§ WRITTEN TASK
Repeat the records below exactly, leaving out every picture.

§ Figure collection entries
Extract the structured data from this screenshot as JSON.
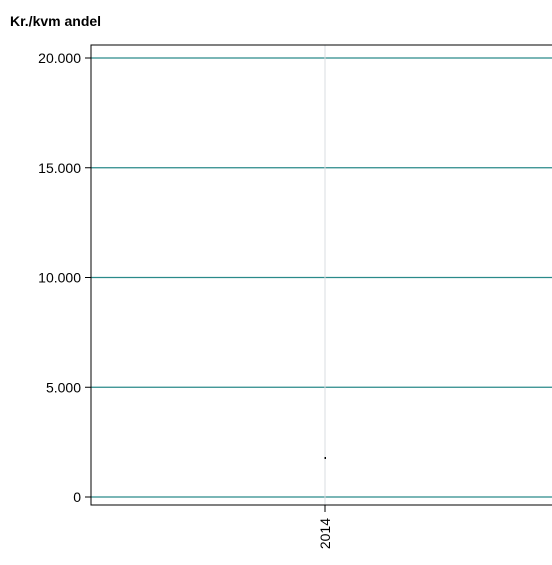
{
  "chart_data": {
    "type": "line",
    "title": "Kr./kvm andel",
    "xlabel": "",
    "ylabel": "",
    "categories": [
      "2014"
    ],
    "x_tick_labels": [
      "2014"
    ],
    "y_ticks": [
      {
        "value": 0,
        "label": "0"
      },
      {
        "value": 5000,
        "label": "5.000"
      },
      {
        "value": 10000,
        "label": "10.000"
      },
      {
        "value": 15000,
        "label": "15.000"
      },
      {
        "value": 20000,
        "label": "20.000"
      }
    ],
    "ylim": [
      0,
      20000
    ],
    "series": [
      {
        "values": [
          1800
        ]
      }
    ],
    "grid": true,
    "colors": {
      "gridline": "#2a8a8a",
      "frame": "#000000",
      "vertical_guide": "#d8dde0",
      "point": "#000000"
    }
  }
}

§ RESULT OF THIS EXERCISE
Extract the structured data from this screenshot as JSON.
{
  "chart_data": {
    "type": "line",
    "title": "Kr./kvm andel",
    "xlabel": "",
    "ylabel": "",
    "categories": [
      "2014"
    ],
    "x_tick_labels": [
      "2014"
    ],
    "y_ticks": [
      {
        "value": 0,
        "label": "0"
      },
      {
        "value": 5000,
        "label": "5.000"
      },
      {
        "value": 10000,
        "label": "10.000"
      },
      {
        "value": 15000,
        "label": "15.000"
      },
      {
        "value": 20000,
        "label": "20.000"
      }
    ],
    "ylim": [
      0,
      20000
    ],
    "series": [
      {
        "values": [
          1800
        ]
      }
    ],
    "grid": true,
    "colors": {
      "gridline": "#2a8a8a",
      "frame": "#000000",
      "vertical_guide": "#d8dde0",
      "point": "#000000"
    }
  }
}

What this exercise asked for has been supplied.